----- Material supplied -----

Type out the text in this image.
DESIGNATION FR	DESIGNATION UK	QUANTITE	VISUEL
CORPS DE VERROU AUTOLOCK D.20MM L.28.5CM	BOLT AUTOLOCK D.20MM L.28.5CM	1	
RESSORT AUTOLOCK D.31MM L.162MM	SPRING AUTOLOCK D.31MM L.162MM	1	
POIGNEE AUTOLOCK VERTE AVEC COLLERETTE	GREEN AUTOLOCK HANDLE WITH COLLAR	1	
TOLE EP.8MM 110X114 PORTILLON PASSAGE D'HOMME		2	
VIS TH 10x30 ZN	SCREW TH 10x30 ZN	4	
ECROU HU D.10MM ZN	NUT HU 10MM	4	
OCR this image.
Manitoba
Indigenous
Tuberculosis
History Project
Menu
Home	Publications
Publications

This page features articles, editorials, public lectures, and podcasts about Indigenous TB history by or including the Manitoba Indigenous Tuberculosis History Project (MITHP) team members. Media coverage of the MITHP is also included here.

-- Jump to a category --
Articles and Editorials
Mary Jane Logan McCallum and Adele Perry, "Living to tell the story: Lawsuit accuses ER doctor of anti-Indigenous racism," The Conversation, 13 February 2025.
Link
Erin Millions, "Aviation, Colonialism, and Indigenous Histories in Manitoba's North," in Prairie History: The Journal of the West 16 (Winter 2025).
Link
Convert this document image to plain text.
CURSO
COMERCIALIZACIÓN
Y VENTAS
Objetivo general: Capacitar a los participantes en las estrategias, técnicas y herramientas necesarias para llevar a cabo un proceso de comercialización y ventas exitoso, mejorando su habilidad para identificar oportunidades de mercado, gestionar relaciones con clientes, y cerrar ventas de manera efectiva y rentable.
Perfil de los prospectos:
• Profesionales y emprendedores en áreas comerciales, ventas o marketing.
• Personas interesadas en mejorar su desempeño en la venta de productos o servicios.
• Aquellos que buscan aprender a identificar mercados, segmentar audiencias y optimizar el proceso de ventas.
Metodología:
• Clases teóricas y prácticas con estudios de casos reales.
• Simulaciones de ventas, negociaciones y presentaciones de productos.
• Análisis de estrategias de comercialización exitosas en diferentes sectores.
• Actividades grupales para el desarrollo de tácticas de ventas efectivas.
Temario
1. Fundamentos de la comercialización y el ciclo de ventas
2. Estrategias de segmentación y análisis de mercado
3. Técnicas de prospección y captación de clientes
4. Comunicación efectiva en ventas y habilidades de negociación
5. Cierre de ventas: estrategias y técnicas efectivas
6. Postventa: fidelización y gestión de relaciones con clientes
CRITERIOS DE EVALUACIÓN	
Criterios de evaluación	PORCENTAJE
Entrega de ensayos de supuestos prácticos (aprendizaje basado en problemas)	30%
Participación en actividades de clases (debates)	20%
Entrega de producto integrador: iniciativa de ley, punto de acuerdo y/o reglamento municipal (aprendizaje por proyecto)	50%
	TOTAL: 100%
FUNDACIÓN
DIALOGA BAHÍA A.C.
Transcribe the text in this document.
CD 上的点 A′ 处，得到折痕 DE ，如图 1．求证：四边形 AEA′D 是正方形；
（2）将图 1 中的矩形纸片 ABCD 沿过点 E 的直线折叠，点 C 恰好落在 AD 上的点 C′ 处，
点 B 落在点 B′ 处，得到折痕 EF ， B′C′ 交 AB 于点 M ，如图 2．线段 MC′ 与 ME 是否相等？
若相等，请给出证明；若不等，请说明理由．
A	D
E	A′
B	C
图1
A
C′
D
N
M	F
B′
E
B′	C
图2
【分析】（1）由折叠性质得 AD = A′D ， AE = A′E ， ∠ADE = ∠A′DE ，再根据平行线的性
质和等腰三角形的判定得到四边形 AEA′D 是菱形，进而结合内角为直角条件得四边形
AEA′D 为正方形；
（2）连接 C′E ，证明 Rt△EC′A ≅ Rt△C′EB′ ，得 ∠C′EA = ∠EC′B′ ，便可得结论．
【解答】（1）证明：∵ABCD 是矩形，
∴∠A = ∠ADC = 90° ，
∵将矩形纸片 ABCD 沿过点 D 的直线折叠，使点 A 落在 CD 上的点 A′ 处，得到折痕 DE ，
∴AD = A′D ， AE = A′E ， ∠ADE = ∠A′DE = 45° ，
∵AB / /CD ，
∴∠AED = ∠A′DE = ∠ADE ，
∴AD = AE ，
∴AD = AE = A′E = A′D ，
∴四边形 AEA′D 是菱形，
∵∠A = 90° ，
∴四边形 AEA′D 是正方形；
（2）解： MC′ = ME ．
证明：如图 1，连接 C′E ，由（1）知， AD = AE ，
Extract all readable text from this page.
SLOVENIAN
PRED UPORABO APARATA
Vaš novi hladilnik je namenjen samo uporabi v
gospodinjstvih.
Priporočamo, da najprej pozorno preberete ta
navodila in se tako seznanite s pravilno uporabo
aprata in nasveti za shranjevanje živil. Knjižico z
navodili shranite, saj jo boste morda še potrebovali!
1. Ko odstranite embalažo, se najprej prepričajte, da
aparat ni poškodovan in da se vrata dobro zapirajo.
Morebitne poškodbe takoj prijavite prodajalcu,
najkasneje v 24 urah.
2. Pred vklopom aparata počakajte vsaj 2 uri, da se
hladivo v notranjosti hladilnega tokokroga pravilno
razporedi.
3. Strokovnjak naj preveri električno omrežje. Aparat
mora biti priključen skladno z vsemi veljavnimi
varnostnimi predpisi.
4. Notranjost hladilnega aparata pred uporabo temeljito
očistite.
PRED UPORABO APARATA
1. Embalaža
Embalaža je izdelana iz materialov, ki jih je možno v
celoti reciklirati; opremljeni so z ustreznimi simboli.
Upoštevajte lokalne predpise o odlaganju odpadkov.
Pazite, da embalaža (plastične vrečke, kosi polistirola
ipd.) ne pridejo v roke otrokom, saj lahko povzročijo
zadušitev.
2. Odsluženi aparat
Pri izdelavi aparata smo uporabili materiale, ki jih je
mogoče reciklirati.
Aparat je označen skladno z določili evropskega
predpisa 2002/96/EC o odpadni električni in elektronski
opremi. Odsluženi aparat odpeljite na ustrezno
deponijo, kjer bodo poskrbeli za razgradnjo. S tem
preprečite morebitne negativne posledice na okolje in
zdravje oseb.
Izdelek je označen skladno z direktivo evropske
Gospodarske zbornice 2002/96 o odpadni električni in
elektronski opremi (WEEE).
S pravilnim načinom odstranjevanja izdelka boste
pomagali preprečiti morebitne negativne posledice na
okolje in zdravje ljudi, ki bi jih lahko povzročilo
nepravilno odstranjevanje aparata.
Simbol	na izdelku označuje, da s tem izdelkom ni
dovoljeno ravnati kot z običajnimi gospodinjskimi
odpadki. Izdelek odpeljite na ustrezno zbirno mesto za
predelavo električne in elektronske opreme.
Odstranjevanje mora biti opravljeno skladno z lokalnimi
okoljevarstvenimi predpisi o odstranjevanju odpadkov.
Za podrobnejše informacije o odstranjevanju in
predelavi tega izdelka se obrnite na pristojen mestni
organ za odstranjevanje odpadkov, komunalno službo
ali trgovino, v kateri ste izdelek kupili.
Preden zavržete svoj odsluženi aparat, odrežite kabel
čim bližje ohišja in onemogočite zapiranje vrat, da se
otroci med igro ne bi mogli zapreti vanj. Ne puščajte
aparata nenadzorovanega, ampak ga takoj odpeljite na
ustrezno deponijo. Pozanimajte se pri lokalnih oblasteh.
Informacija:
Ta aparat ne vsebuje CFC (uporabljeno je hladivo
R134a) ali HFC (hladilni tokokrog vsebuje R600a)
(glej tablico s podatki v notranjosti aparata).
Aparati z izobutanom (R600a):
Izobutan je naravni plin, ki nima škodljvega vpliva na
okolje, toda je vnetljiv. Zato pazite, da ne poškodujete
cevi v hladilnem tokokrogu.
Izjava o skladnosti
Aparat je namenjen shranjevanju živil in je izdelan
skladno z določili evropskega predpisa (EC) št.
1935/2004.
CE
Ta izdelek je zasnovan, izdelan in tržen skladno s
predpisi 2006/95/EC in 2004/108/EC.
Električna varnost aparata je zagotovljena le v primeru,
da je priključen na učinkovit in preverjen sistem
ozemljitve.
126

-----

* Exercise *
Search the data above for the string "opremi" and copy each line that has it.

* Exercise response *
opremi. Odsluženi aparat odpeljite na ustrezno
elektronski opremi (WEEE).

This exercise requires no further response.